=== TO DO ===
Only the number is needed: how many lines of the records include "JSON"?

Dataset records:
** start **

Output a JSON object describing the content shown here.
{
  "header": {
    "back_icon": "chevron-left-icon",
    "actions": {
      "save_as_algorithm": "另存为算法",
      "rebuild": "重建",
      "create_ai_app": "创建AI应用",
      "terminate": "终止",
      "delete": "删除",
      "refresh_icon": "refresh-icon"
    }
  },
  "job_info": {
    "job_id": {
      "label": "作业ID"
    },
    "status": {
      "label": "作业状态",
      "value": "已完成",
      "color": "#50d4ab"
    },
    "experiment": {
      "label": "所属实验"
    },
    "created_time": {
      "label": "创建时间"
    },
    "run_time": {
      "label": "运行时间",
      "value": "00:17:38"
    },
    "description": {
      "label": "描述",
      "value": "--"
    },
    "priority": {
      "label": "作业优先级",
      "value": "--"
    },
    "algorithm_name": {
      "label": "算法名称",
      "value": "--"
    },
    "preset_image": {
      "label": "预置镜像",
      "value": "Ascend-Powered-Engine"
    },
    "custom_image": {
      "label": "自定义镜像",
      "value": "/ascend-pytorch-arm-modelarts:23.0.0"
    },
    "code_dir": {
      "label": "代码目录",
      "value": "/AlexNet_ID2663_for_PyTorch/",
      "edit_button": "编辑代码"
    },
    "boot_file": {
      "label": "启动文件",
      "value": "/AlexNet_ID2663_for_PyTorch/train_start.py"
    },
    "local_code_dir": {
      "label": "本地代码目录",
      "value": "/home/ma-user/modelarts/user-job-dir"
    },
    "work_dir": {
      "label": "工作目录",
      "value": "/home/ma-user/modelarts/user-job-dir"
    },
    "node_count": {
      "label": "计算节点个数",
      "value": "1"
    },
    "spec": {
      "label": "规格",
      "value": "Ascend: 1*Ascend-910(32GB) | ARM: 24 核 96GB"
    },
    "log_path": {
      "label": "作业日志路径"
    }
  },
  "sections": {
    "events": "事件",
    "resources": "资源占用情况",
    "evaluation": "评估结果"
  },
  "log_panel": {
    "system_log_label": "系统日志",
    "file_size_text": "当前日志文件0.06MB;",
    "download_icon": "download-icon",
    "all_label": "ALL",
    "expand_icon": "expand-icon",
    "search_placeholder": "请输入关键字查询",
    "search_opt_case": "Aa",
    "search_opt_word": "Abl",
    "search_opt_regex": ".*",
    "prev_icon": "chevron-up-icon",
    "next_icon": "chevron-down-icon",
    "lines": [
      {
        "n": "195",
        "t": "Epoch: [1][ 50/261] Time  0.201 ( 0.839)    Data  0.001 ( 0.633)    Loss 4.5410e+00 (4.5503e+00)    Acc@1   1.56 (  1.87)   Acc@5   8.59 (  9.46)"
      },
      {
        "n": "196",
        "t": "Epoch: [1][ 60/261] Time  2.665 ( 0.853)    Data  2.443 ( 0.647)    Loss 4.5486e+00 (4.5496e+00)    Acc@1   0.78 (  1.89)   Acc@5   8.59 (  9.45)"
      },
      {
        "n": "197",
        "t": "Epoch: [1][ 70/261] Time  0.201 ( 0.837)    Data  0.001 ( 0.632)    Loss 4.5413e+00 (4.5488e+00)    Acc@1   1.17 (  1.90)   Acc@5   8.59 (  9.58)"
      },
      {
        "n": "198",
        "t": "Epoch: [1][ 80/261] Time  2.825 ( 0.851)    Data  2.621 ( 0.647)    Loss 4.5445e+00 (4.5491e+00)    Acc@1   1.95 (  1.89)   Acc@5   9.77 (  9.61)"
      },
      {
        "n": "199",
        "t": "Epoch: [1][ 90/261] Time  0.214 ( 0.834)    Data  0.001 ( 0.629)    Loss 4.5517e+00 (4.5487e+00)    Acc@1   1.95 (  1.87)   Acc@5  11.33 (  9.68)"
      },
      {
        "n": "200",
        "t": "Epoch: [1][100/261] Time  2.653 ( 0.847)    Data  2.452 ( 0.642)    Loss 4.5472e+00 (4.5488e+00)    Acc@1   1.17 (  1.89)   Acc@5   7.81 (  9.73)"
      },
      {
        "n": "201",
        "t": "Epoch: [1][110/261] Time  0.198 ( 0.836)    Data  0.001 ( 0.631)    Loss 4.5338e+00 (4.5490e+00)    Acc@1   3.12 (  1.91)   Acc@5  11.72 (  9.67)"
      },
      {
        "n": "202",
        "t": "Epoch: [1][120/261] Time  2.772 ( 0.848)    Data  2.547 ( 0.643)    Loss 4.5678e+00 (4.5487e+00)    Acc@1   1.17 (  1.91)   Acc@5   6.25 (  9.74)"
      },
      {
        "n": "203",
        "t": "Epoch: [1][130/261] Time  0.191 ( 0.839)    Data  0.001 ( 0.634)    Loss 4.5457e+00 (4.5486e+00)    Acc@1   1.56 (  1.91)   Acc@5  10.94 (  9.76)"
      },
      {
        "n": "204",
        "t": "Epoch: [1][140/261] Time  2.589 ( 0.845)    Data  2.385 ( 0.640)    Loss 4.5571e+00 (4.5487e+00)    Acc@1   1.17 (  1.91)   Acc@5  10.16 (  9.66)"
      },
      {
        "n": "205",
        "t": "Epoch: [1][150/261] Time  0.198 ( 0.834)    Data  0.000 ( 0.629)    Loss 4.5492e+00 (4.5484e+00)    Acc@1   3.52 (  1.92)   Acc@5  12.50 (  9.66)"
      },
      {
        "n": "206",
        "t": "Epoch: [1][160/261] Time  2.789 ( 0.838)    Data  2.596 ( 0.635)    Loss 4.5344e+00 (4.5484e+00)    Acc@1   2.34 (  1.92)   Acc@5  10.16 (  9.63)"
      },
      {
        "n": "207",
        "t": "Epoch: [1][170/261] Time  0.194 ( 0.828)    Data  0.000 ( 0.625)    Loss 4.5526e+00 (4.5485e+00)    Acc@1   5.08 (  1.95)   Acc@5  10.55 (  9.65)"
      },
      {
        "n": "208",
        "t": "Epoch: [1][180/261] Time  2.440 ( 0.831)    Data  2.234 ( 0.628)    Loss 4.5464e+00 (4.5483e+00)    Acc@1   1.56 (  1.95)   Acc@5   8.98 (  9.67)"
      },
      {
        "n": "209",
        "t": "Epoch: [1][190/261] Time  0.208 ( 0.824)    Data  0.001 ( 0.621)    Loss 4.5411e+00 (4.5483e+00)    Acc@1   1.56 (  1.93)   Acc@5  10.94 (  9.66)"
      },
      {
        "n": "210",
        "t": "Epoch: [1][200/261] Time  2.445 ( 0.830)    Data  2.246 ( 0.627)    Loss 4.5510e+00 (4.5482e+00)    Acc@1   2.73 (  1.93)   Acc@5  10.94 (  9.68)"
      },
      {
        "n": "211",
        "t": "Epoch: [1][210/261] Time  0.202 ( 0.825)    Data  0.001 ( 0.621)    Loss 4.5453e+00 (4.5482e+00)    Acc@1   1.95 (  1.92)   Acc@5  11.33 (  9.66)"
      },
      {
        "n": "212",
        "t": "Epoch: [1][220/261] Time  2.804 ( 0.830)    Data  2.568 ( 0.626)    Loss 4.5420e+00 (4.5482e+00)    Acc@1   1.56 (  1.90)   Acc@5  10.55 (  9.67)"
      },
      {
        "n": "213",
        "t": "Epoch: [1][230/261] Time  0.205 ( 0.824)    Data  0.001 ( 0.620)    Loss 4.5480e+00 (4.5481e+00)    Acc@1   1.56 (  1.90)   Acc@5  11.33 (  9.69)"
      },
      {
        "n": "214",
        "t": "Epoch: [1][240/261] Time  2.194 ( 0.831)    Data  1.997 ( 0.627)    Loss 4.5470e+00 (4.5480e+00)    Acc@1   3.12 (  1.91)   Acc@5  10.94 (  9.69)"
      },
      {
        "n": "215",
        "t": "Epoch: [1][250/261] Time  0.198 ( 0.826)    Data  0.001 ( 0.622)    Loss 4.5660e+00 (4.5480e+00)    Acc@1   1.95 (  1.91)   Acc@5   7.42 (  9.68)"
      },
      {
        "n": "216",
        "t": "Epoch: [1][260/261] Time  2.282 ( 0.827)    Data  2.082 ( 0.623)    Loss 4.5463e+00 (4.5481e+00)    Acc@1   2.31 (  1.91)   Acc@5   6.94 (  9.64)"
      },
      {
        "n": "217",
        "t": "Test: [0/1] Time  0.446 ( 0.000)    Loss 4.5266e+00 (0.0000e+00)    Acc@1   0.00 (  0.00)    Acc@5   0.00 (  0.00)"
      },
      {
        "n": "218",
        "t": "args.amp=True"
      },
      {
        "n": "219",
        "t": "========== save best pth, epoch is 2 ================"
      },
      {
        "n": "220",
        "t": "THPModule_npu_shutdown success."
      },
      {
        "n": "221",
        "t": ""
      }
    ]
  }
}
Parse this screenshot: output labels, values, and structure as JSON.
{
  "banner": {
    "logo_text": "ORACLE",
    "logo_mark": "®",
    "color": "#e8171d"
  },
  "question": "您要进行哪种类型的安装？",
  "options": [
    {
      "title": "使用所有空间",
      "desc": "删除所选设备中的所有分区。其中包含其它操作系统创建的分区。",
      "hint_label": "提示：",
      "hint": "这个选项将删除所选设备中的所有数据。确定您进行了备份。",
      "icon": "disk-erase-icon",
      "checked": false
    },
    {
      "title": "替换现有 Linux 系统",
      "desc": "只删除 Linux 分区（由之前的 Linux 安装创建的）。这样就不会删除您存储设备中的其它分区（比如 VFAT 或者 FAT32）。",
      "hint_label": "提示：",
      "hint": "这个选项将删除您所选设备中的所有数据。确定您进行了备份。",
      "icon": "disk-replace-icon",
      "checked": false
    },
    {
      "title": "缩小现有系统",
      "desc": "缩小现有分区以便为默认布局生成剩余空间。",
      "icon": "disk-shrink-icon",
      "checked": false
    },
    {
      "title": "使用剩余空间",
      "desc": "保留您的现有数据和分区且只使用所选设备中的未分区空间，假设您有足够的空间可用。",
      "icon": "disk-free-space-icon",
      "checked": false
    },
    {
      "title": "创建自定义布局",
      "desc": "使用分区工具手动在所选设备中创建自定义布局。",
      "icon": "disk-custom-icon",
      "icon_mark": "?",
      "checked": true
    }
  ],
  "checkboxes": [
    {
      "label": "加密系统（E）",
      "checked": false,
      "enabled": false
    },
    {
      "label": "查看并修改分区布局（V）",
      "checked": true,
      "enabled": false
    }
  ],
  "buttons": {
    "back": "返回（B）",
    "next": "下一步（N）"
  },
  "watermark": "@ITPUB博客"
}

** end **

=== SOLUTION TO THIS EXERCISE ===
2